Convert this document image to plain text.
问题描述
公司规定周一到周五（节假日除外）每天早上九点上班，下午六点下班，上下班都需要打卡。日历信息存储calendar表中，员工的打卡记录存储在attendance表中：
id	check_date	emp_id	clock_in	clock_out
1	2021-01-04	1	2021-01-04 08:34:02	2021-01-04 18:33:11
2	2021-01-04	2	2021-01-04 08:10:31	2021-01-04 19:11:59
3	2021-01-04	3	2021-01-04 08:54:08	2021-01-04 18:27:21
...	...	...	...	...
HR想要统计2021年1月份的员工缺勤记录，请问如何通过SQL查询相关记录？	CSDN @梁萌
================
**YOUR INSTRUCTIONS**
All of the material above needs to be retyped word for word.

**RESULT**
Convert this document image to plain text.
问题描述
公司规定周一到周五（节假日除外）每天早上九点上班，下午六点下班，上下班都需要打卡。日历信息存储calendar表中，员工的打卡记录存储在attendance表中：
id	check_date	emp_id	clock_in	clock_out
1	2021-01-04	1	2021-01-04 08:34:02	2021-01-04 18:33:11
2	2021-01-04	2	2021-01-04 08:10:31	2021-01-04 19:11:59
3	2021-01-04	3	2021-01-04 08:54:08	2021-01-04 18:27:21
...	...	...	...	...
HR想要统计2021年1月份的员工缺勤记录，请问如何通过SQL查询相关记录？	CSDN @梁萌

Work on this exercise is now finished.